### Goal
All of the data must be printed exactly; please include every line.

### Input rows
>> START

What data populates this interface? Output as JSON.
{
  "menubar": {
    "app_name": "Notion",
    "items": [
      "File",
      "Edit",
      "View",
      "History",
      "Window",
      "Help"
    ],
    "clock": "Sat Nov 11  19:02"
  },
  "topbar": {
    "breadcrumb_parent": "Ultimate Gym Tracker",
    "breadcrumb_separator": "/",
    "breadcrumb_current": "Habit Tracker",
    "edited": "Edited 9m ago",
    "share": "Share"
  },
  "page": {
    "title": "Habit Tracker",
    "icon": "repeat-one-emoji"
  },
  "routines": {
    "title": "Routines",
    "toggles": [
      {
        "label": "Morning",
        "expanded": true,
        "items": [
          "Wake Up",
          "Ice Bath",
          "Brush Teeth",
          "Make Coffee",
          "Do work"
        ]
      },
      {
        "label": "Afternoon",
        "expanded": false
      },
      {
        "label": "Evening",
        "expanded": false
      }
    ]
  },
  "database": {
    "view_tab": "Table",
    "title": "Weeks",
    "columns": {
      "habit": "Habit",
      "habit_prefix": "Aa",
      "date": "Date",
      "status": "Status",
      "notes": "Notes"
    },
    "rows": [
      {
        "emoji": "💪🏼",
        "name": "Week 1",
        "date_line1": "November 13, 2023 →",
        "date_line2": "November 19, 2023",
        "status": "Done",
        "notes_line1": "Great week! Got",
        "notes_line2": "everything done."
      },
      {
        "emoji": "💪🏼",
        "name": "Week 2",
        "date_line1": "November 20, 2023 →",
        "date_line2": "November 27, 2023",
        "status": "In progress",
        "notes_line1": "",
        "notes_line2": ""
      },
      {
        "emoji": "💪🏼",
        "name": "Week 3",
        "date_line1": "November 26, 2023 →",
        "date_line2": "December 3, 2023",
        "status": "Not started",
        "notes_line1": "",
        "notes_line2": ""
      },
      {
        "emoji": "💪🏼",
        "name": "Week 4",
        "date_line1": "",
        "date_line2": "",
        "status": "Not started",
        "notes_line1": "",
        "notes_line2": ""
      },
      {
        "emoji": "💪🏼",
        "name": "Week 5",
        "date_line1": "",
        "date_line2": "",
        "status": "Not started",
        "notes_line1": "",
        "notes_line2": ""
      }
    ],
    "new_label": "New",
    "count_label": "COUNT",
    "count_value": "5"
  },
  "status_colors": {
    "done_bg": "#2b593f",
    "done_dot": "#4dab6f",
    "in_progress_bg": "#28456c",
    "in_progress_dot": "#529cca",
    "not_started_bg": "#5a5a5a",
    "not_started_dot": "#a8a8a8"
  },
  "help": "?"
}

>> END

### Problem solution
What data populates this interface? Output as JSON.
{
  "menubar": {
    "app_name": "Notion",
    "items": [
      "File",
      "Edit",
      "View",
      "History",
      "Window",
      "Help"
    ],
    "clock": "Sat Nov 11  19:02"
  },
  "topbar": {
    "breadcrumb_parent": "Ultimate Gym Tracker",
    "breadcrumb_separator": "/",
    "breadcrumb_current": "Habit Tracker",
    "edited": "Edited 9m ago",
    "share": "Share"
  },
  "page": {
    "title": "Habit Tracker",
    "icon": "repeat-one-emoji"
  },
  "routines": {
    "title": "Routines",
    "toggles": [
      {
        "label": "Morning",
        "expanded": true,
        "items": [
          "Wake Up",
          "Ice Bath",
          "Brush Teeth",
          "Make Coffee",
          "Do work"
        ]
      },
      {
        "label": "Afternoon",
        "expanded": false
      },
      {
        "label": "Evening",
        "expanded": false
      }
    ]
  },
  "database": {
    "view_tab": "Table",
    "title": "Weeks",
    "columns": {
      "habit": "Habit",
      "habit_prefix": "Aa",
      "date": "Date",
      "status": "Status",
      "notes": "Notes"
    },
    "rows": [
      {
        "emoji": "💪🏼",
        "name": "Week 1",
        "date_line1": "November 13, 2023 →",
        "date_line2": "November 19, 2023",
        "status": "Done",
        "notes_line1": "Great week! Got",
        "notes_line2": "everything done."
      },
      {
        "emoji": "💪🏼",
        "name": "Week 2",
        "date_line1": "November 20, 2023 →",
        "date_line2": "November 27, 2023",
        "status": "In progress",
        "notes_line1": "",
        "notes_line2": ""
      },
      {
        "emoji": "💪🏼",
        "name": "Week 3",
        "date_line1": "November 26, 2023 →",
        "date_line2": "December 3, 2023",
        "status": "Not started",
        "notes_line1": "",
        "notes_line2": ""
      },
      {
        "emoji": "💪🏼",
        "name": "Week 4",
        "date_line1": "",
        "date_line2": "",
        "status": "Not started",
        "notes_line1": "",
        "notes_line2": ""
      },
      {
        "emoji": "💪🏼",
        "name": "Week 5",
        "date_line1": "",
        "date_line2": "",
        "status": "Not started",
        "notes_line1": "",
        "notes_line2": ""
      }
    ],
    "new_label": "New",
    "count_label": "COUNT",
    "count_value": "5"
  },
  "status_colors": {
    "done_bg": "#2b593f",
    "done_dot": "#4dab6f",
    "in_progress_bg": "#28456c",
    "in_progress_dot": "#529cca",
    "not_started_bg": "#5a5a5a",
    "not_started_dot": "#a8a8a8"
  },
  "help": "?"
}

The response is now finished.